◆ WORK REQUIRED ◆
From the entries that follow, extract each line holding the string "troupe".

☆ ☆ ☆ ☆ ☆

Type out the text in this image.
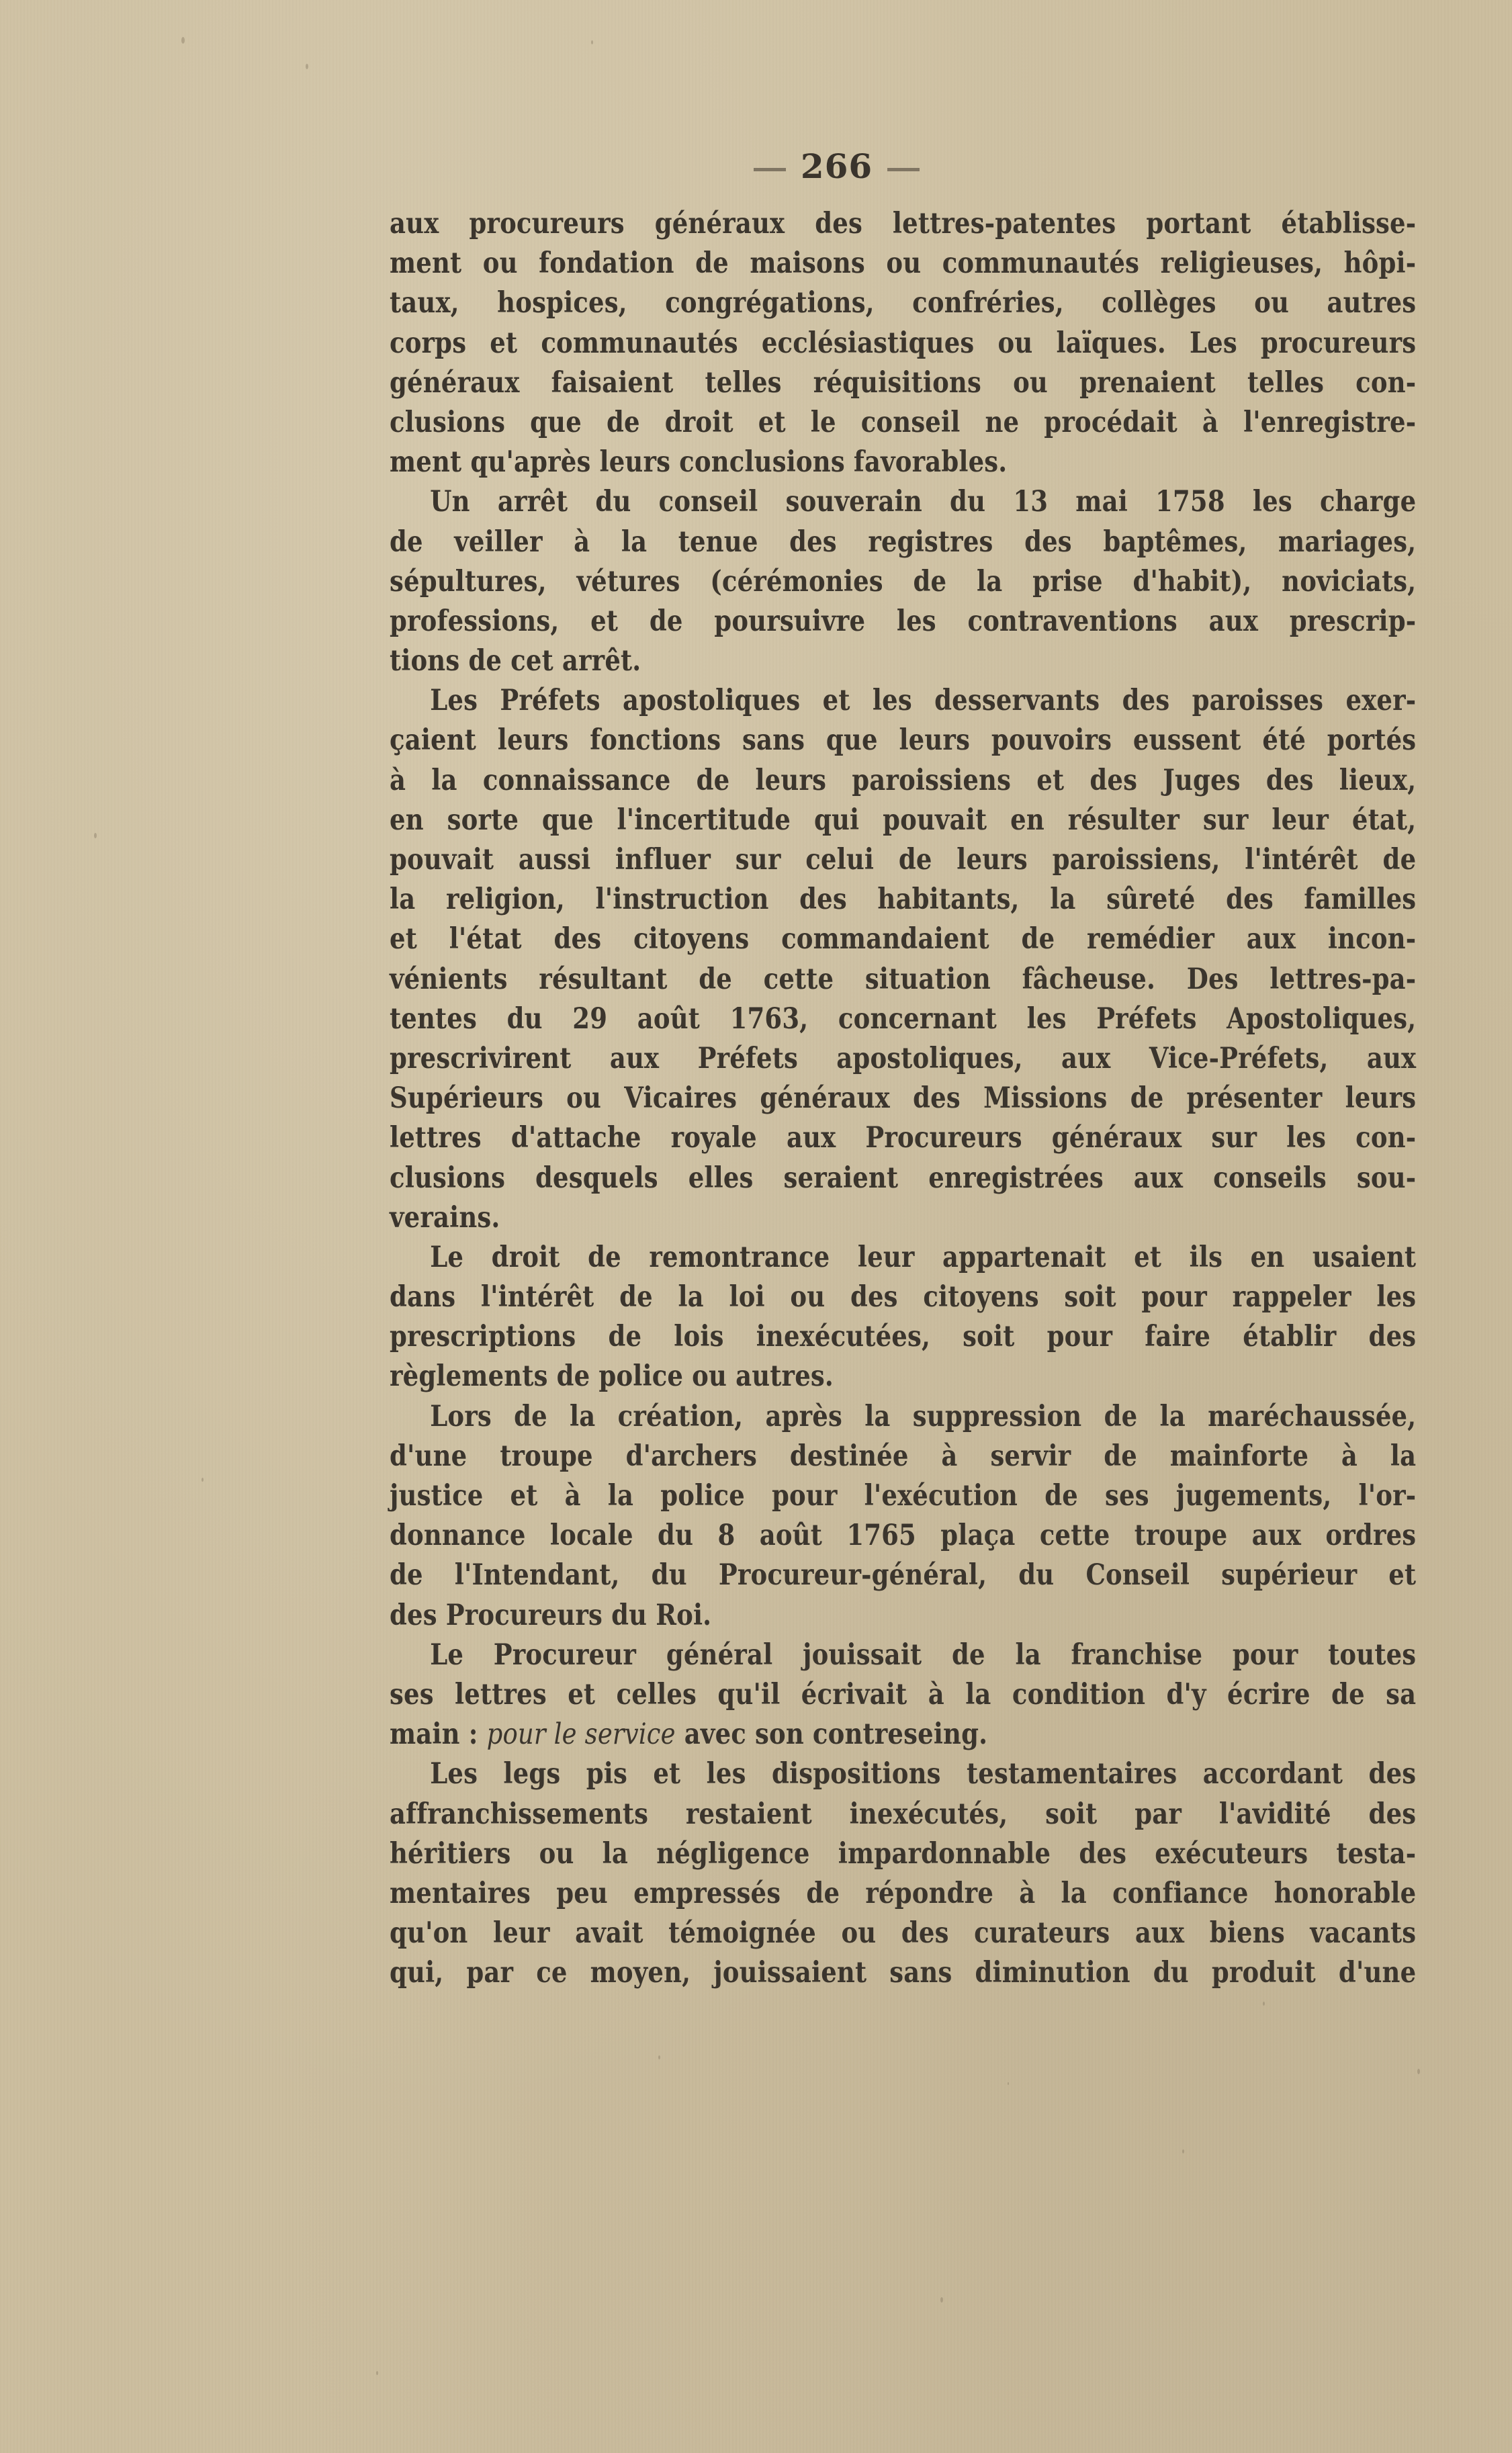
266
aux procureurs généraux des lettres-patentes portant établisse-
ment ou fondation de maisons ou communautés religieuses, hôpi-
taux, hospices, congrégations, confréries, collèges ou autres
corps et communautés ecclésiastiques ou laïques. Les procureurs
généraux faisaient telles réquisitions ou prenaient telles con-
clusions que de droit et le conseil ne procédait à l'enregistre-
ment qu'après leurs conclusions favorables.
Un arrêt du conseil souverain du 13 mai 1758 les charge
de veiller à la tenue des registres des baptêmes, mariages,
sépultures, vétures (cérémonies de la prise d'habit), noviciats,
professions, et de poursuivre les contraventions aux prescrip-
tions de cet arrêt.
Les Préfets apostoliques et les desservants des paroisses exer-
çaient leurs fonctions sans que leurs pouvoirs eussent été portés
à la connaissance de leurs paroissiens et des Juges des lieux,
en sorte que l'incertitude qui pouvait en résulter sur leur état,
pouvait aussi influer sur celui de leurs paroissiens, l'intérêt de
la religion, l'instruction des habitants, la sûreté des familles
et l'état des citoyens commandaient de remédier aux incon-
vénients résultant de cette situation fâcheuse. Des lettres-pa-
tentes du 29 août 1763, concernant les Préfets Apostoliques,
prescrivirent aux Préfets apostoliques, aux Vice-Préfets, aux
Supérieurs ou Vicaires généraux des Missions de présenter leurs
lettres d'attache royale aux Procureurs généraux sur les con-
clusions desquels elles seraient enregistrées aux conseils sou-
verains.
Le droit de remontrance leur appartenait et ils en usaient
dans l'intérêt de la loi ou des citoyens soit pour rappeler les
prescriptions de lois inexécutées, soit pour faire établir des
règlements de police ou autres.
Lors de la création, après la suppression de la maréchaussée,
d'une troupe d'archers destinée à servir de mainforte à la
justice et à la police pour l'exécution de ses jugements, l'or-
donnance locale du 8 août 1765 plaça cette troupe aux ordres
de l'Intendant, du Procureur-général, du Conseil supérieur et
des Procureurs du Roi.
Le Procureur général jouissait de la franchise pour toutes
ses lettres et celles qu'il écrivait à la condition d'y écrire de sa
main : pour le service avec son contreseing.
Les legs pis et les dispositions testamentaires accordant des
affranchissements restaient inexécutés, soit par l'avidité des
héritiers ou la négligence impardonnable des exécuteurs testa-
mentaires peu empressés de répondre à la confiance honorable
qu'on leur avait témoignée ou des curateurs aux biens vacants
qui, par ce moyen, jouissaient sans diminution du produit d'une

☆ ☆ ☆ ☆ ☆

◆ TASK OUTPUT ◆
d'une troupe d'archers destinée à servir de mainforte à la
donnance locale du 8 août 1765 plaça cette troupe aux ordres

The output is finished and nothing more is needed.